EXCERPT TO READ:
■ ■ ■

Recent headlines reflect the shifting mood in multifamily, with stories warning of weakness in the sector due to rising construction and operating costs, a wave of new supply, and rising borrowing costs. Other headlines have focused on the sharp increase in distressed CLO loans. On the surface, the future seems bleak for multifamily, but the outlook for 2024 may not be as black-and-white. Unlike office, multifamily is not facing structural demand issues, as the American housing market has historically been under-supplied. Even as elevated mortgage rates pull back from their recent highs, sales of new and existing homes continue to slide and prices remain elevated, keeping many would-be buyers in the rental market.

Many parts of the multifamily market are slowing, which may signal a normalization after a period of double-digit rent growth during 2021 and 2022. Some of these changes may be the result of broader shifts in consumer habits and the economy. Although the US consumer overall is in a healthy position with low unemployment, the practice of job hopping, which fueled significant wage growth in recent years, has slowed. This is creating a headwind for multifamily properties – workers are deciding to stay put and are likely delaying housing decisions.

■ ■ ■

Layout region records:
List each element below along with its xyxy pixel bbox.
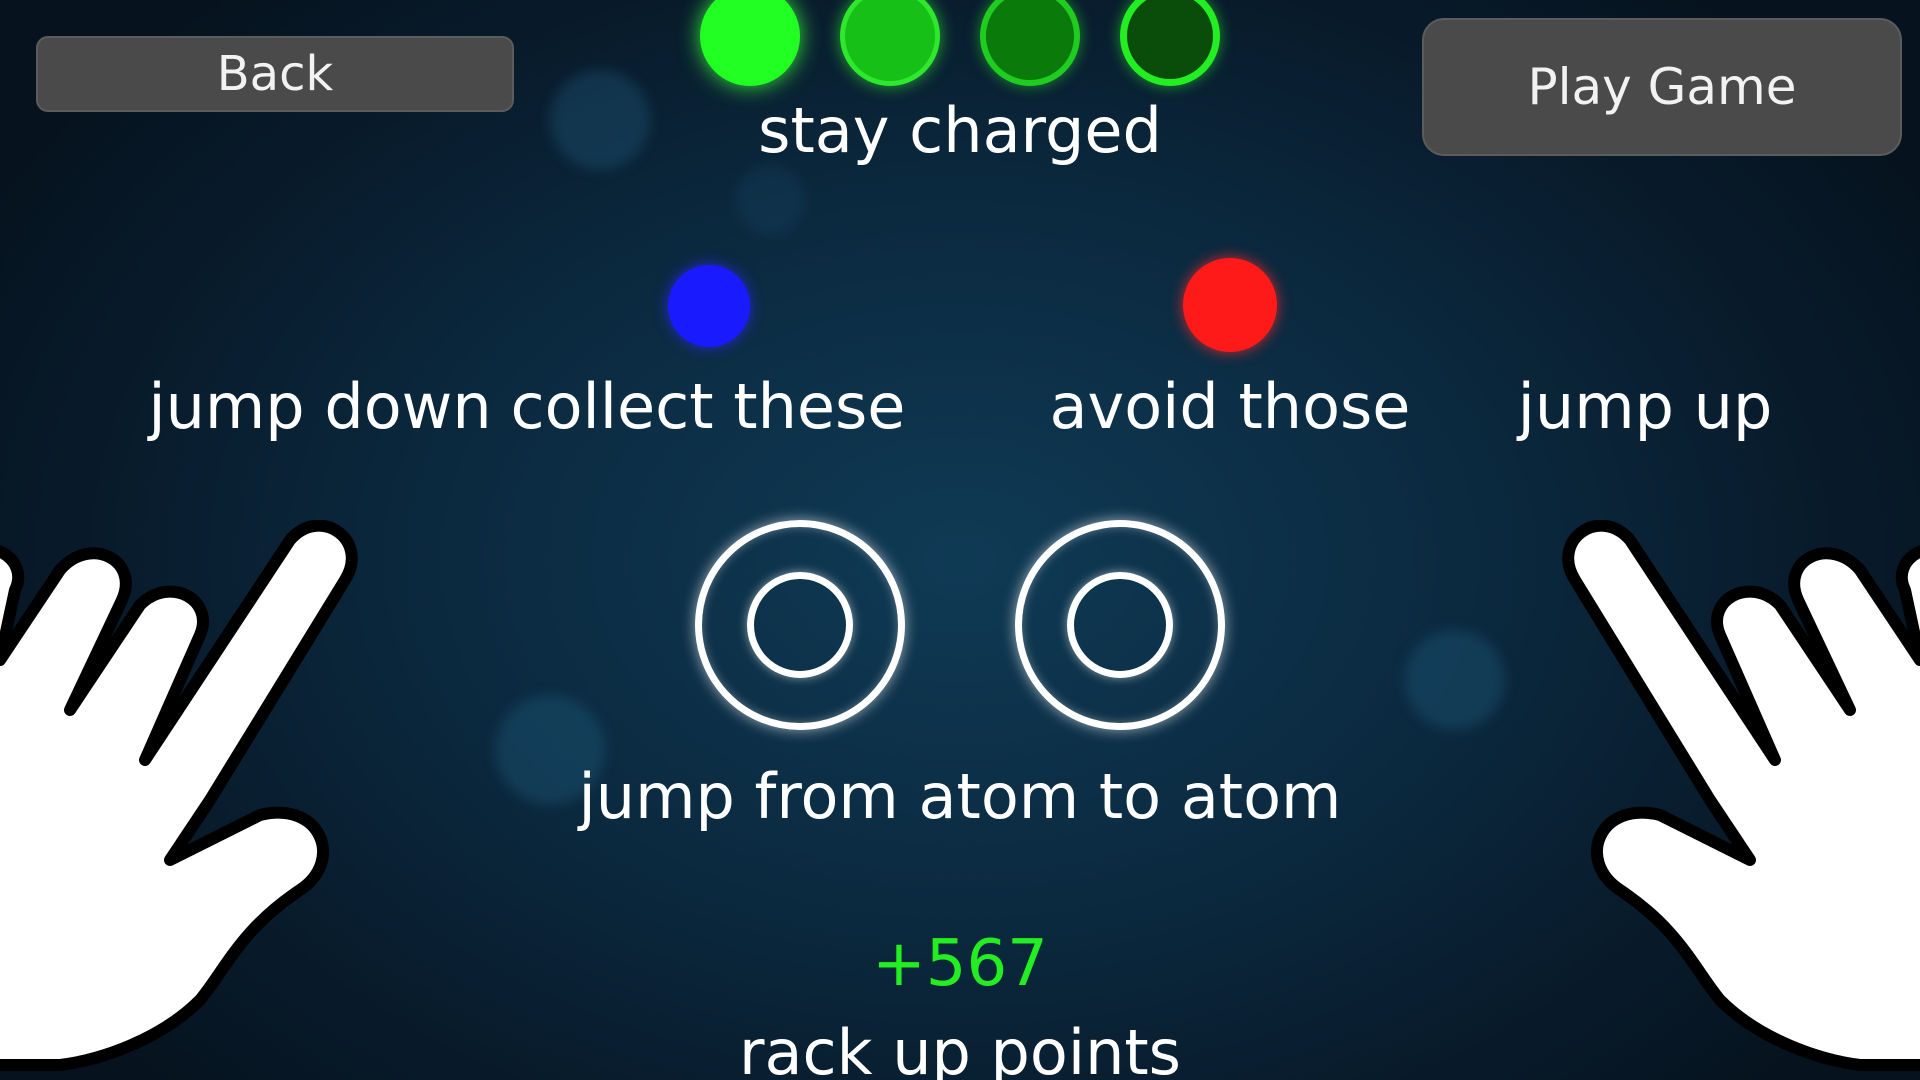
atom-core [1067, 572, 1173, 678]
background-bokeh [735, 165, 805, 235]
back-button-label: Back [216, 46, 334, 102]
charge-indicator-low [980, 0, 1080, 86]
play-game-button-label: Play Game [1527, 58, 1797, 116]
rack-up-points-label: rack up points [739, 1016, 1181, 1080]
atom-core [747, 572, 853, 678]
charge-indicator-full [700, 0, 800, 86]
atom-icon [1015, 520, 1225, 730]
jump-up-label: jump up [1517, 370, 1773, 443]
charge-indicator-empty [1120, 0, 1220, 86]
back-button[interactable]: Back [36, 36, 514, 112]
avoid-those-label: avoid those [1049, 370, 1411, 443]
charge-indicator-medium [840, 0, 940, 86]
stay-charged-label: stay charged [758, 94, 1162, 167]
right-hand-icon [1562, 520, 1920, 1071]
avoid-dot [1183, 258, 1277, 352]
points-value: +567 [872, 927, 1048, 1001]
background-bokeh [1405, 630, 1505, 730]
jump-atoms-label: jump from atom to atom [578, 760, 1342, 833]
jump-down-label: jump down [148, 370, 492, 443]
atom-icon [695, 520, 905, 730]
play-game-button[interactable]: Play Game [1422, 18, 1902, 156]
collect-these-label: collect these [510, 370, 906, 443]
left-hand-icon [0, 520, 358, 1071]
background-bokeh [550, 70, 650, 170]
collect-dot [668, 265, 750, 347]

■ ■ ■

PROBLEMS AND TASKS:
A – Rewrite the part of the multifamily passage that begins at the words "Recent headlines reflect" and stops after "the rental market.", replacing "would-be buyers" with "prospective buyers".
B – In one to three sentences, explain why the multifamily passage says that the slowdown in job hopping creates a headwind for multifamily properties.
The records have no connection to the text.

ANSWER LIST:
A –
Recent headlines reflect the shifting mood in multifamily, with stories warning of weakness in the sector due to rising construction and operating costs, a wave of new supply, and rising borrowing costs. Other headlines have focused on the sharp increase in distressed CLO loans. On the surface, the future seems bleak for multifamily, but the outlook for 2024 may not be as black-and-white. Unlike office, multifamily is not facing structural demand issues, as the American housing market has historically been under-supplied. Even as elevated mortgage rates pull back from their recent highs, sales of new and existing homes continue to slide and prices remain elevated, keeping many prospective buyers in the rental market.

B – Job hopping had fueled significant wage growth in recent years, and that practice has now slowed. As a result, workers are deciding to stay put and are likely delaying housing decisions, which creates a headwind for multifamily properties.